Copy the records below exactly, leaving out every picture.

Entries =

────────────────

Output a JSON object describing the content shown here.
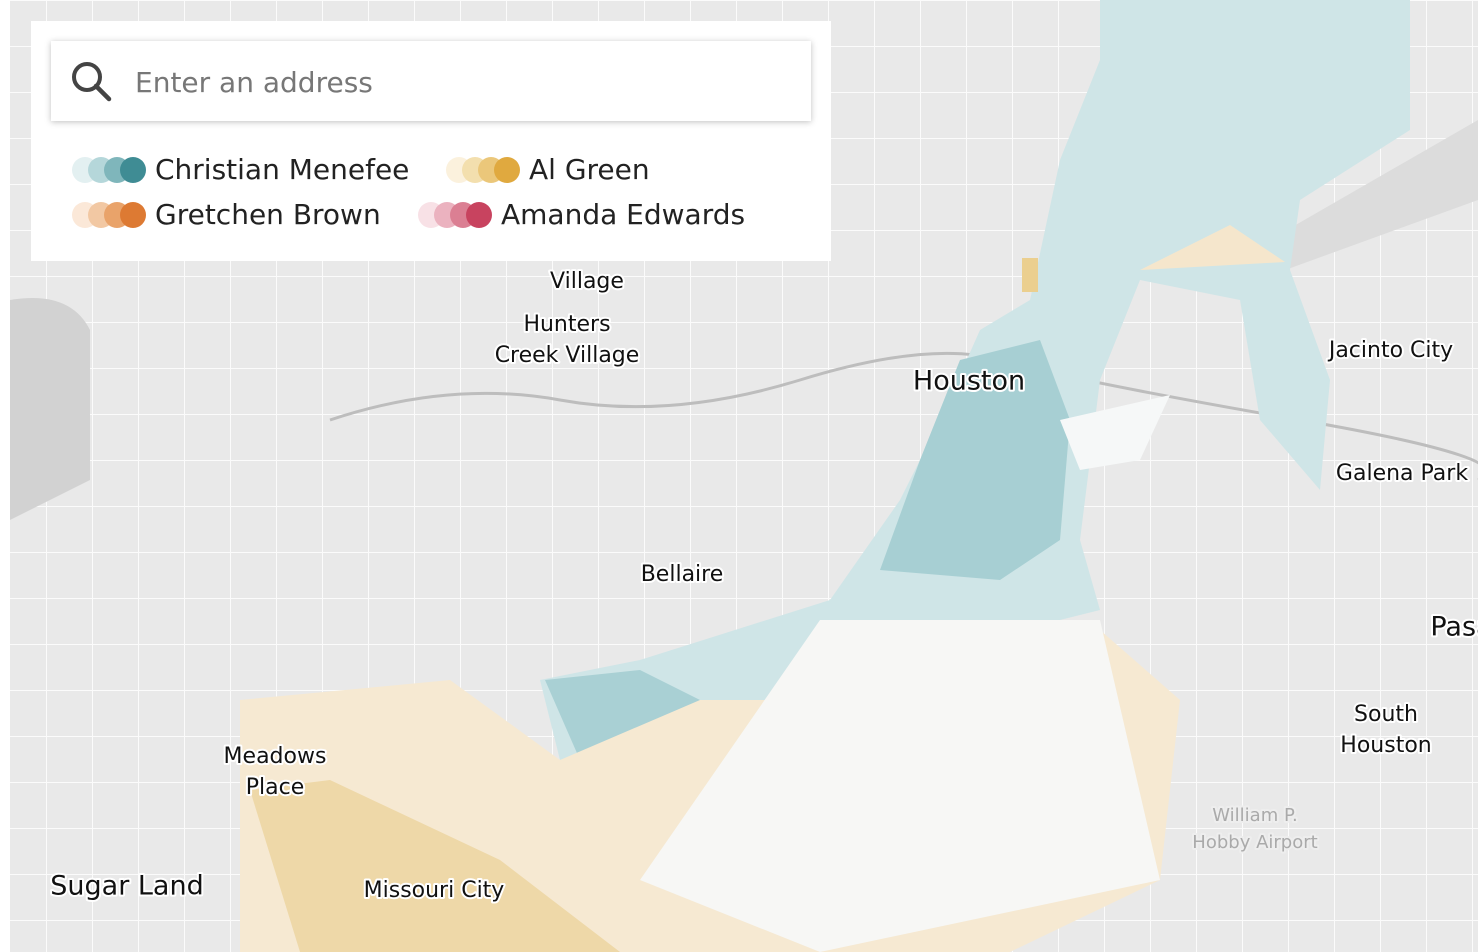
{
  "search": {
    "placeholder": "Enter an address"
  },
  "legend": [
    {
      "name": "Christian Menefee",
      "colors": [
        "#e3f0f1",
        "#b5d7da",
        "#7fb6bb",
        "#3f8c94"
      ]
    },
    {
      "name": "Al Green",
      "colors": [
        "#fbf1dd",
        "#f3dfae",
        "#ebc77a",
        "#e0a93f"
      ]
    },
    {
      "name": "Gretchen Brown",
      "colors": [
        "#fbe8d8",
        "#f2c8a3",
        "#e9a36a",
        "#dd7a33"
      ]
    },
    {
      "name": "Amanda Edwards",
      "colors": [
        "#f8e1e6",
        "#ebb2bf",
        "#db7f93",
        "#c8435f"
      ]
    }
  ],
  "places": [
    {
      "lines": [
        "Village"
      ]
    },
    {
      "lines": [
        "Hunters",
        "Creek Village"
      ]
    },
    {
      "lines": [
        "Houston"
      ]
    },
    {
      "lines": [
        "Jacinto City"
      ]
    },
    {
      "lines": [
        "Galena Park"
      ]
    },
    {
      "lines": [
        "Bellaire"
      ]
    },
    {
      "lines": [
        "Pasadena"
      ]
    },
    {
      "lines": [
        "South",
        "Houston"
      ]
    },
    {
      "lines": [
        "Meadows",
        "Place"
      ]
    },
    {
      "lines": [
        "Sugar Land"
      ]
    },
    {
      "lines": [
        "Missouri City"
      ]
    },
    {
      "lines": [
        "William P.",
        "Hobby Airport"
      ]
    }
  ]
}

────────────────

Answer for the task =
Output a JSON object describing the content shown here.
{
  "search": {
    "placeholder": "Enter an address"
  },
  "legend": [
    {
      "name": "Christian Menefee",
      "colors": [
        "#e3f0f1",
        "#b5d7da",
        "#7fb6bb",
        "#3f8c94"
      ]
    },
    {
      "name": "Al Green",
      "colors": [
        "#fbf1dd",
        "#f3dfae",
        "#ebc77a",
        "#e0a93f"
      ]
    },
    {
      "name": "Gretchen Brown",
      "colors": [
        "#fbe8d8",
        "#f2c8a3",
        "#e9a36a",
        "#dd7a33"
      ]
    },
    {
      "name": "Amanda Edwards",
      "colors": [
        "#f8e1e6",
        "#ebb2bf",
        "#db7f93",
        "#c8435f"
      ]
    }
  ],
  "places": [
    {
      "lines": [
        "Village"
      ]
    },
    {
      "lines": [
        "Hunters",
        "Creek Village"
      ]
    },
    {
      "lines": [
        "Houston"
      ]
    },
    {
      "lines": [
        "Jacinto City"
      ]
    },
    {
      "lines": [
        "Galena Park"
      ]
    },
    {
      "lines": [
        "Bellaire"
      ]
    },
    {
      "lines": [
        "Pasadena"
      ]
    },
    {
      "lines": [
        "South",
        "Houston"
      ]
    },
    {
      "lines": [
        "Meadows",
        "Place"
      ]
    },
    {
      "lines": [
        "Sugar Land"
      ]
    },
    {
      "lines": [
        "Missouri City"
      ]
    },
    {
      "lines": [
        "William P.",
        "Hobby Airport"
      ]
    }
  ]
}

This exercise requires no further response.